August 8th, 2005 at 12:32 pm
http://pear.php.net/package/PHP_Beautifier
August 8th, 2005 at 1:07 pm
I don’t use the phpCodeBeautifier… for a couple of reasons.
First, Zend Studio has a nice “Reformat Code” option, and secondly, there is a pretty decent pear package to allow this:
http://pear.php.net/package/PHP_Beautifier
Im surprised that you didn’t mention either of these David.
~~ Eric
August 8th, 2005 at 1:12 pm
Other disadvantages of this kind of wholesale reformatting are:
1. It does not generally play nicely with revision management systems like CVS or Subversion.
2. It makes applying patches or updates from the upstream author difficult or impossible.
In general you should aim to make as few changes as possible to code being maintained outside the scope of your project. It may not be pretty, but in the long term it will keep your life as simple as possible.
August 8th, 2005 at 2:09 pm
Updates to PHP Code Beautifier are planned for this year, including PHP5 support and lots of enhancements.
A very useful side of phpCodeBeautifier is that it can also be used from command line and could be integrated as _ for instance _ a post-commit hook on subversion or something, so that any user can work with his own layout while the repository is kept clean :)
A big time saver when you have to enter into old projects no one else is maintaining.
And it can be ran from PHPEdit…
August 8th, 2005 at 5:51 pm
Any of these will help me as I’m use to just recoding it all by hand. Lol.
August 8th, 2005 at 8:22 pm
I guess you could always change the style to yours, make your mods, then change it back to the other style when you’re done. Should alleviate most of the source control issues
August 8th, 2005 at 9:56 pm
I was tempted to make one of these a while back, I even made an automatic indenter once to indent those annoying code posts in forums which lacked proper indention. It is good to know there are more options available.
August 9th, 2005 at 3:44 am
Don’t know just how useful this could be to me? At times I need to accommodate a clients internal organisational standard, such as
class XmlWalker { …
Has to be fomatted to this instead,
class xml_walker { …
Which is annoying and difficult to maintain, so could this help me I ask? Doubtful :eek:
August 9th, 2005 at 8:05 am
If you are going to use the style with braces under the method then you want to indent the braces also, since they need to be part of the code block.
MethodName()
{
Code here;
}
Code Complete, Second Edition has a good chapter about this.
August 9th, 2005 at 2:58 pm
Oops, looks like that didn’t turn out as I expected…
August 9th, 2005 at 3:02 pm
Here is an example, its called Whitesmiths style:
http://en.wikipedia.org/wiki/Indent_style#K.26R_style
Sorry about the triple post btw.
August 9th, 2005 at 6:45 pm
For Dr Livingston:
If you work with Windows, try this:
http://www.funduc.com/search_replace.htm
Neat and simple.
August 10th, 2005 at 12:06 pm
I much prefer Polystyle (http://www.polystyle.com) myself. It has more features, it’s more customizable, is newer, integrates with a number of IDEs, and allows for entire directory parsing (biggest thing). It certainly costs more than phpCodeBeautifier, but you gotta spend money to make money and all that rot!
August 22nd, 2005 at 4:47 pm
I find the formatting of html docs most annoying. It’s difficult to find an unclosed tag for example in the mess made by wysiwyg editors. So looking for a solution to this (not hand made by me) I found tidy which I think does a good job at formatting/fixing html errors.

+ + + + + + +

* [Problem 1] Condense the paragraph in the code formatting comments that begins "I much prefer Polystyle" into a short bulleted list that keeps its main facts.
* [Problem 2] Write out the part of the code formatting comments from "A big time saver" to "by hand. Lol.", without any changes.
The saved entries that follow are lines with no connection to the code formatting comments.

Saved entries

+ + + + + + +

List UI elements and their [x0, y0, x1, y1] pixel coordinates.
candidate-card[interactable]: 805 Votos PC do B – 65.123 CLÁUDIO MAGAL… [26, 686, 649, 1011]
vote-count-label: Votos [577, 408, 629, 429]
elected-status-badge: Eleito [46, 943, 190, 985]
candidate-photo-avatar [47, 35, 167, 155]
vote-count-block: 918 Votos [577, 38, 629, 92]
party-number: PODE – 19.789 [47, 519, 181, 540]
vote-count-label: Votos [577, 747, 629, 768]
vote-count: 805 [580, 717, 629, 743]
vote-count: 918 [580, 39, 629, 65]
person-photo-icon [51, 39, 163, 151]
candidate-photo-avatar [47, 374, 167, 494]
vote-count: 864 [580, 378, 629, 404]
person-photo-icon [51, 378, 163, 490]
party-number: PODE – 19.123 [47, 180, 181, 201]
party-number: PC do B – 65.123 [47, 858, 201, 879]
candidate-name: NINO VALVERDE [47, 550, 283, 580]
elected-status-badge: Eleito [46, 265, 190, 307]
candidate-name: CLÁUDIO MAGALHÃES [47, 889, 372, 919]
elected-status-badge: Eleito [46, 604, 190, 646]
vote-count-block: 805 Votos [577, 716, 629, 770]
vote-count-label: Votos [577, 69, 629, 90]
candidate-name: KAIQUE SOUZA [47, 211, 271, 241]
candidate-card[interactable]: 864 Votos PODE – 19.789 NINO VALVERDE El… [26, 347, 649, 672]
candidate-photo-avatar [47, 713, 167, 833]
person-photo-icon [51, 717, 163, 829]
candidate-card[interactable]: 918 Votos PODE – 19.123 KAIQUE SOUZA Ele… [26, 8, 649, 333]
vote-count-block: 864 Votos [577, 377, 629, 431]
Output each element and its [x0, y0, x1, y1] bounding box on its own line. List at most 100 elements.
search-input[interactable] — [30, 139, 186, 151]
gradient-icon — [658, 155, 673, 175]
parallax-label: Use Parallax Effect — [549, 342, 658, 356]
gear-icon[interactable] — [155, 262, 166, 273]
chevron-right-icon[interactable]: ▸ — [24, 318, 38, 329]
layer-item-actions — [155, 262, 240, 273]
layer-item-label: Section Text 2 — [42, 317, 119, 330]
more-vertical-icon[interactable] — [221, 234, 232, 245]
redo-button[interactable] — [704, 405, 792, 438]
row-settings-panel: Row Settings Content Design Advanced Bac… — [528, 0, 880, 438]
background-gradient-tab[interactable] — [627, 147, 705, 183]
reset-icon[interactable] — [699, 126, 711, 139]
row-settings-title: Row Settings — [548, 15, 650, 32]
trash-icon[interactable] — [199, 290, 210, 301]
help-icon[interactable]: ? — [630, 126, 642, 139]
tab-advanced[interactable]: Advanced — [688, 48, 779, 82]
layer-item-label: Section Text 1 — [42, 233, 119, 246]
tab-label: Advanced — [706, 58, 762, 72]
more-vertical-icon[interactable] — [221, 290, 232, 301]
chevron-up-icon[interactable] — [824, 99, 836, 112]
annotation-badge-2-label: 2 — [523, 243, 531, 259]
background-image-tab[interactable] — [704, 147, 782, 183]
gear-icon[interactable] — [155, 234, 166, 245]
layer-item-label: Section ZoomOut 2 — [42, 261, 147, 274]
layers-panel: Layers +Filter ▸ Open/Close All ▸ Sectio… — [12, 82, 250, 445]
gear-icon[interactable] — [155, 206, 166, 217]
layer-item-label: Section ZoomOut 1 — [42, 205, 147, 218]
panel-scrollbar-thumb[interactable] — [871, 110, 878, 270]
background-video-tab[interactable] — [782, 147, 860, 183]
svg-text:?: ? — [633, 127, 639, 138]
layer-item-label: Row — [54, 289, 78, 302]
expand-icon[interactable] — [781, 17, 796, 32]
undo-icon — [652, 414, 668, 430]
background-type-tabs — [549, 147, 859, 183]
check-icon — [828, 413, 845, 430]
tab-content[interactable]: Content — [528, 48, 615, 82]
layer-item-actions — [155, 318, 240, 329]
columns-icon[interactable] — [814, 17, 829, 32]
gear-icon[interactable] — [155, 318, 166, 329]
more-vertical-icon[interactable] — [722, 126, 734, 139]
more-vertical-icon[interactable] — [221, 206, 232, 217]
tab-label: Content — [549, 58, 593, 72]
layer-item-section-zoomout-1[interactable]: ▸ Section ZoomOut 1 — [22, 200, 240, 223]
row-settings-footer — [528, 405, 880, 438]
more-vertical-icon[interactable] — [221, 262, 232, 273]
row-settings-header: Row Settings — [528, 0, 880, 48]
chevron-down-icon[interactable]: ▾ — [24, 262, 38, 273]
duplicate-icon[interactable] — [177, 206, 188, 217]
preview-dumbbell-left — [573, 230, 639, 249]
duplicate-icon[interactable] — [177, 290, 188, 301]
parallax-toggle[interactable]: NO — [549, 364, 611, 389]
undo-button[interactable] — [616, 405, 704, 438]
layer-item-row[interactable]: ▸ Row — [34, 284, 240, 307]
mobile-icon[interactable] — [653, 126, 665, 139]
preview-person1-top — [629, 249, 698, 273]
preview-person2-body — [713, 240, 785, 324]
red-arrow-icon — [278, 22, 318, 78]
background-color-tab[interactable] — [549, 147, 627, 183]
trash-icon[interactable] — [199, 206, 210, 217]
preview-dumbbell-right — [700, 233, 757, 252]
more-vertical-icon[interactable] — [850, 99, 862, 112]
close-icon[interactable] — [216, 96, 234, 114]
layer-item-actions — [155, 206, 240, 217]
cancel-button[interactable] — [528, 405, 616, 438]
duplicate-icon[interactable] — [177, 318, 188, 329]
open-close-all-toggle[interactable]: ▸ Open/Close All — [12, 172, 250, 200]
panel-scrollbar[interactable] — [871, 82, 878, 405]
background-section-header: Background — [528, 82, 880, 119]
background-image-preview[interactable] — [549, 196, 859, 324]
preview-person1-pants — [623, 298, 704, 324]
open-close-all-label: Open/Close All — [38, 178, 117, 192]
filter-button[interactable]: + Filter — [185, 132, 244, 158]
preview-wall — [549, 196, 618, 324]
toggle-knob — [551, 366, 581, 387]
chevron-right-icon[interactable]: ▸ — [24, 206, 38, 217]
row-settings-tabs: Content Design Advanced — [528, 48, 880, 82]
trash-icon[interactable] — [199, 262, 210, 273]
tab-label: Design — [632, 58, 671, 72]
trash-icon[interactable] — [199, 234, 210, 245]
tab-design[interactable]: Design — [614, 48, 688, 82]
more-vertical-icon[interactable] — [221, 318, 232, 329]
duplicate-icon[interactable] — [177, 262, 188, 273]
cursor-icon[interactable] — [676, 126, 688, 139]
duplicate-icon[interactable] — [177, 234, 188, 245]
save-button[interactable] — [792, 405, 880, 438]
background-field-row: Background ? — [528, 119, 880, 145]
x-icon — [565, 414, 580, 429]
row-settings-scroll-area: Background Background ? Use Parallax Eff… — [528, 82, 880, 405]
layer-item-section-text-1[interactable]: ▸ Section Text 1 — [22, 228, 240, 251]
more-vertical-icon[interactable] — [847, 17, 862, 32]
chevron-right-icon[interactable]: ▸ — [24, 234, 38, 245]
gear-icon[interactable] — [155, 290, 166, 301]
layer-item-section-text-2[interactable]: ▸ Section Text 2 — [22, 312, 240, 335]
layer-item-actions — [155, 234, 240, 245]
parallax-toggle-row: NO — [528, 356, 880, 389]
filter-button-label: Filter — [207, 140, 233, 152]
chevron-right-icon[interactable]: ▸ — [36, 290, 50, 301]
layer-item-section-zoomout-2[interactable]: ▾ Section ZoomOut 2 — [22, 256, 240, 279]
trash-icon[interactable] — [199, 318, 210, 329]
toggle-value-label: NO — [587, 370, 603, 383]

+ + + + + + +

* [Written response 1]
- The writer prefers Polystyle (http://www.polystyle.com).
- It has more features and is more customizable.
- It is newer.
- It integrates with a number of IDEs.
- It can parse entire directories, which the writer sees as its biggest advantage.
- It costs more than phpCodeBeautifier.

* [Written response 2]
A big time saver when you have to enter into old projects no one else is maintaining.
And it can be ran from PHPEdit…
August 8th, 2005 at 5:51 pm
Any of these will help me as I’m use to just recoding it all by hand. Lol.